Take the data below and repeat it exactly.

Records for processing:
▼

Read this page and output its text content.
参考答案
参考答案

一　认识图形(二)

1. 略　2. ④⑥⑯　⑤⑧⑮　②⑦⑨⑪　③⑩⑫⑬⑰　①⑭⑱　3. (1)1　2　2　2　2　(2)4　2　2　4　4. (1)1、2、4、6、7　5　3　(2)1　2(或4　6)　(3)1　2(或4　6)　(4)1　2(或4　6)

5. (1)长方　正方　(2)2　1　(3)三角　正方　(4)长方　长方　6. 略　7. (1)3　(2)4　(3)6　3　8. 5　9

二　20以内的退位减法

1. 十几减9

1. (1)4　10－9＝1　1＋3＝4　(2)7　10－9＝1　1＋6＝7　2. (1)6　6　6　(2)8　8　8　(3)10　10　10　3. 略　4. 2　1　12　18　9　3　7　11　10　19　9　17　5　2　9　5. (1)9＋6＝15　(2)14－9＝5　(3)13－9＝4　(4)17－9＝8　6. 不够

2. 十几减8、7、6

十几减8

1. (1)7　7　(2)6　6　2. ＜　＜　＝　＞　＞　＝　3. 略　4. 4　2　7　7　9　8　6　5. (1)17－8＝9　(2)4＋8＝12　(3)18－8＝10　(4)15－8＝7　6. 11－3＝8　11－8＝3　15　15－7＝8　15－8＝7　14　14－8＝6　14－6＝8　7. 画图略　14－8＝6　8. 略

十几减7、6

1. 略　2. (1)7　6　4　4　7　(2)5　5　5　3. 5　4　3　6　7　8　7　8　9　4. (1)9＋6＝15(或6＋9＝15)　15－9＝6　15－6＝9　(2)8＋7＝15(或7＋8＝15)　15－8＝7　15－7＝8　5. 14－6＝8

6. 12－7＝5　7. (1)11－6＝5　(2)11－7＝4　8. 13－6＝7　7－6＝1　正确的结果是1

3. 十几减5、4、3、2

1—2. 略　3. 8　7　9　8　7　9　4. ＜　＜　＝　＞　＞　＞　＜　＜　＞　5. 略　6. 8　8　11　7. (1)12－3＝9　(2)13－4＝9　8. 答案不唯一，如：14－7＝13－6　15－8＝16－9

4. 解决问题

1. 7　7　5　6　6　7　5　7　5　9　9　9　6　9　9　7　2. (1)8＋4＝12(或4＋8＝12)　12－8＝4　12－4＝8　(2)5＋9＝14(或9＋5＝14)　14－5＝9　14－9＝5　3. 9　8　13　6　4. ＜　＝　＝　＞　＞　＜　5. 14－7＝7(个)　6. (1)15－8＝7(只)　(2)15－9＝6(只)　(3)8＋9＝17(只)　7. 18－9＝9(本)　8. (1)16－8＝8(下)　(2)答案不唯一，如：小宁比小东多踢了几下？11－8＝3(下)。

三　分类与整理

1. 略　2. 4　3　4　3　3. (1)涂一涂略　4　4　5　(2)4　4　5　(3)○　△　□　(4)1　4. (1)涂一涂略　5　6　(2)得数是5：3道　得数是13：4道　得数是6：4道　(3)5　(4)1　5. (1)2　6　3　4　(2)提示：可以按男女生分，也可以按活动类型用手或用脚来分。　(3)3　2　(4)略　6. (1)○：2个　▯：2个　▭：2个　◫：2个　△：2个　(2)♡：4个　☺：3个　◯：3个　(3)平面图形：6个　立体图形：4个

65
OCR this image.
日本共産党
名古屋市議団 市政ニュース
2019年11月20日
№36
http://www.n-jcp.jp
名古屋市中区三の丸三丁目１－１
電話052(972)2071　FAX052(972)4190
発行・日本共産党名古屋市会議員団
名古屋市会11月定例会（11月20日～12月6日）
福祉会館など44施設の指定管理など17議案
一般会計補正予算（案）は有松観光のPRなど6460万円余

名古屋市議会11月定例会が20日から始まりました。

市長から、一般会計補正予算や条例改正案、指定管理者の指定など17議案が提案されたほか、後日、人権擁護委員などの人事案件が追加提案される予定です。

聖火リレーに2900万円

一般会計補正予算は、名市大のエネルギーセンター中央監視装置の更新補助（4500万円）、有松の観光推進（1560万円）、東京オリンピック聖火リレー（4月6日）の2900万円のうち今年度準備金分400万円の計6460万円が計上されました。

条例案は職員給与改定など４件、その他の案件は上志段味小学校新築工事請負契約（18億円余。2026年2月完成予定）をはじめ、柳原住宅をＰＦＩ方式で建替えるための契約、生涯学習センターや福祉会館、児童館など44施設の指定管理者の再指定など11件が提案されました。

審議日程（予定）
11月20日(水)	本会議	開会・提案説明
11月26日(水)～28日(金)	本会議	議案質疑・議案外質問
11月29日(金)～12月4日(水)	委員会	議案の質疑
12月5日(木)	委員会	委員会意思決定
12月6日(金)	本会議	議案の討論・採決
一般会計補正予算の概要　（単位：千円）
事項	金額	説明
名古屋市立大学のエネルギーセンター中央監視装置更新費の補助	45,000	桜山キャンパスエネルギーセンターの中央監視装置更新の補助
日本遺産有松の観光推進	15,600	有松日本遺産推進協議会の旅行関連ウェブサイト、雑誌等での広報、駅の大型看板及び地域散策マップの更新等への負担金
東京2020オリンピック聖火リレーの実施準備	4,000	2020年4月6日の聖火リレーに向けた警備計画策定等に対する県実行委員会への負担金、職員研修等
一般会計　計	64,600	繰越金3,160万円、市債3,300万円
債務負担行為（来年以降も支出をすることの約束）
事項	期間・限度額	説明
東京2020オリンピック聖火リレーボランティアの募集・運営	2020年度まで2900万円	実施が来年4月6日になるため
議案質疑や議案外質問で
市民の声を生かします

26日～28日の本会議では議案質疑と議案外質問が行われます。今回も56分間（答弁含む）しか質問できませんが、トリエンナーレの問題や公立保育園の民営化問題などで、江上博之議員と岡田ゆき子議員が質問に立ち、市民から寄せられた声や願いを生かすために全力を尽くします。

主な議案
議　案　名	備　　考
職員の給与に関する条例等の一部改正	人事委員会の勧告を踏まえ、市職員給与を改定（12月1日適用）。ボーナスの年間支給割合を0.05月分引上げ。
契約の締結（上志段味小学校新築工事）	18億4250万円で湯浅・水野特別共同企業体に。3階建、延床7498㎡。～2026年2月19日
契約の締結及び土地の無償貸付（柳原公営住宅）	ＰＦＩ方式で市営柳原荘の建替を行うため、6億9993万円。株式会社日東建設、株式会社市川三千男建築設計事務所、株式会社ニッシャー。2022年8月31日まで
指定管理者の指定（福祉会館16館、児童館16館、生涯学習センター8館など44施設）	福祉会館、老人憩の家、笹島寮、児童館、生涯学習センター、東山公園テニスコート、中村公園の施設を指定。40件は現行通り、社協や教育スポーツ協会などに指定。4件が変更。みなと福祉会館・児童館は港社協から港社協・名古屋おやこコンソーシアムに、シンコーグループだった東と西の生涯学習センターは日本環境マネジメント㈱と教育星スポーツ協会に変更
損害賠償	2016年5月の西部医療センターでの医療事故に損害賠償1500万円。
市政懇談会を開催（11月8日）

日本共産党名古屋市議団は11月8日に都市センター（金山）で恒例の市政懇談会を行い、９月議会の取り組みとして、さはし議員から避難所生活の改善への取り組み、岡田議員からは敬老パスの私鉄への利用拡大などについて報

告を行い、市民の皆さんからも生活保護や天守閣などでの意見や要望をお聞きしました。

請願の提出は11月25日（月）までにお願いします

▲

Answer to the exercise:
Read this page and output its text content.
参考答案
参考答案

一　认识图形(二)

1. 略　2. ④⑥⑯　⑤⑧⑮　②⑦⑨⑪　③⑩⑫⑬⑰　①⑭⑱　3. (1)1　2　2　2　2　(2)4　2　2　4　4. (1)1、2、4、6、7　5　3　(2)1　2(或4　6)　(3)1　2(或4　6)　(4)1　2(或4　6)

5. (1)长方　正方　(2)2　1　(3)三角　正方　(4)长方　长方　6. 略　7. (1)3　(2)4　(3)6　3　8. 5　9

二　20以内的退位减法

1. 十几减9

1. (1)4　10－9＝1　1＋3＝4　(2)7　10－9＝1　1＋6＝7　2. (1)6　6　6　(2)8　8　8　(3)10　10　10　3. 略　4. 2　1　12　18　9　3　7　11　10　19　9　17　5　2　9　5. (1)9＋6＝15　(2)14－9＝5　(3)13－9＝4　(4)17－9＝8　6. 不够

2. 十几减8、7、6

十几减8

1. (1)7　7　(2)6　6　2. ＜　＜　＝　＞　＞　＝　3. 略　4. 4　2　7　7　9　8　6　5. (1)17－8＝9　(2)4＋8＝12　(3)18－8＝10　(4)15－8＝7　6. 11－3＝8　11－8＝3　15　15－7＝8　15－8＝7　14　14－8＝6　14－6＝8　7. 画图略　14－8＝6　8. 略

十几减7、6

1. 略　2. (1)7　6　4　4　7　(2)5　5　5　3. 5　4　3　6　7　8　7　8　9　4. (1)9＋6＝15(或6＋9＝15)　15－9＝6　15－6＝9　(2)8＋7＝15(或7＋8＝15)　15－8＝7　15－7＝8　5. 14－6＝8

6. 12－7＝5　7. (1)11－6＝5　(2)11－7＝4　8. 13－6＝7　7－6＝1　正确的结果是1

3. 十几减5、4、3、2

1—2. 略　3. 8　7　9　8　7　9　4. ＜　＜　＝　＞　＞　＞　＜　＜　＞　5. 略　6. 8　8　11　7. (1)12－3＝9　(2)13－4＝9　8. 答案不唯一，如：14－7＝13－6　15－8＝16－9

4. 解决问题

1. 7　7　5　6　6　7　5　7　5　9　9　9　6　9　9　7　2. (1)8＋4＝12(或4＋8＝12)　12－8＝4　12－4＝8　(2)5＋9＝14(或9＋5＝14)　14－5＝9　14－9＝5　3. 9　8　13　6　4. ＜　＝　＝　＞　＞　＜　5. 14－7＝7(个)　6. (1)15－8＝7(只)　(2)15－9＝6(只)　(3)8＋9＝17(只)　7. 18－9＝9(本)　8. (1)16－8＝8(下)　(2)答案不唯一，如：小宁比小东多踢了几下？11－8＝3(下)。

三　分类与整理

1. 略　2. 4　3　4　3　3. (1)涂一涂略　4　4　5　(2)4　4　5　(3)○　△　□　(4)1　4. (1)涂一涂略　5　6　(2)得数是5：3道　得数是13：4道　得数是6：4道　(3)5　(4)1　5. (1)2　6　3　4　(2)提示：可以按男女生分，也可以按活动类型用手或用脚来分。　(3)3　2　(4)略　6. (1)○：2个　▯：2个　▭：2个　◫：2个　△：2个　(2)♡：4个　☺：3个　◯：3个　(3)平面图形：6个　立体图形：4个

65
OCR this image.
日本共産党
名古屋市議団 市政ニュース
2019年11月20日
№36
http://www.n-jcp.jp
名古屋市中区三の丸三丁目１－１
電話052(972)2071　FAX052(972)4190
発行・日本共産党名古屋市会議員団
名古屋市会11月定例会（11月20日～12月6日）
福祉会館など44施設の指定管理など17議案
一般会計補正予算（案）は有松観光のPRなど6460万円余

名古屋市議会11月定例会が20日から始まりました。

市長から、一般会計補正予算や条例改正案、指定管理者の指定など17議案が提案されたほか、後日、人権擁護委員などの人事案件が追加提案される予定です。

聖火リレーに2900万円

一般会計補正予算は、名市大のエネルギーセンター中央監視装置の更新補助（4500万円）、有松の観光推進（1560万円）、東京オリンピック聖火リレー（4月6日）の2900万円のうち今年度準備金分400万円の計6460万円が計上されました。

条例案は職員給与改定など４件、その他の案件は上志段味小学校新築工事請負契約（18億円余。2026年2月完成予定）をはじめ、柳原住宅をＰＦＩ方式で建替えるための契約、生涯学習センターや福祉会館、児童館など44施設の指定管理者の再指定など11件が提案されました。

審議日程（予定）
11月20日(水)	本会議	開会・提案説明
11月26日(水)～28日(金)	本会議	議案質疑・議案外質問
11月29日(金)～12月4日(水)	委員会	議案の質疑
12月5日(木)	委員会	委員会意思決定
12月6日(金)	本会議	議案の討論・採決
一般会計補正予算の概要　（単位：千円）
事項	金額	説明
名古屋市立大学のエネルギーセンター中央監視装置更新費の補助	45,000	桜山キャンパスエネルギーセンターの中央監視装置更新の補助
日本遺産有松の観光推進	15,600	有松日本遺産推進協議会の旅行関連ウェブサイト、雑誌等での広報、駅の大型看板及び地域散策マップの更新等への負担金
東京2020オリンピック聖火リレーの実施準備	4,000	2020年4月6日の聖火リレーに向けた警備計画策定等に対する県実行委員会への負担金、職員研修等
一般会計　計	64,600	繰越金3,160万円、市債3,300万円
債務負担行為（来年以降も支出をすることの約束）
事項	期間・限度額	説明
東京2020オリンピック聖火リレーボランティアの募集・運営	2020年度まで2900万円	実施が来年4月6日になるため
議案質疑や議案外質問で
市民の声を生かします

26日～28日の本会議では議案質疑と議案外質問が行われます。今回も56分間（答弁含む）しか質問できませんが、トリエンナーレの問題や公立保育園の民営化問題などで、江上博之議員と岡田ゆき子議員が質問に立ち、市民から寄せられた声や願いを生かすために全力を尽くします。

主な議案
議　案　名	備　　考
職員の給与に関する条例等の一部改正	人事委員会の勧告を踏まえ、市職員給与を改定（12月1日適用）。ボーナスの年間支給割合を0.05月分引上げ。
契約の締結（上志段味小学校新築工事）	18億4250万円で湯浅・水野特別共同企業体に。3階建、延床7498㎡。～2026年2月19日
契約の締結及び土地の無償貸付（柳原公営住宅）	ＰＦＩ方式で市営柳原荘の建替を行うため、6億9993万円。株式会社日東建設、株式会社市川三千男建築設計事務所、株式会社ニッシャー。2022年8月31日まで
指定管理者の指定（福祉会館16館、児童館16館、生涯学習センター8館など44施設）	福祉会館、老人憩の家、笹島寮、児童館、生涯学習センター、東山公園テニスコート、中村公園の施設を指定。40件は現行通り、社協や教育スポーツ協会などに指定。4件が変更。みなと福祉会館・児童館は港社協から港社協・名古屋おやこコンソーシアムに、シンコーグループだった東と西の生涯学習センターは日本環境マネジメント㈱と教育星スポーツ協会に変更
損害賠償	2016年5月の西部医療センターでの医療事故に損害賠償1500万円。
市政懇談会を開催（11月8日）

日本共産党名古屋市議団は11月8日に都市センター（金山）で恒例の市政懇談会を行い、９月議会の取り組みとして、さはし議員から避難所生活の改善への取り組み、岡田議員からは敬老パスの私鉄への利用拡大などについて報

告を行い、市民の皆さんからも生活保護や天守閣などでの意見や要望をお聞きしました。

請願の提出は11月25日（月）までにお願いします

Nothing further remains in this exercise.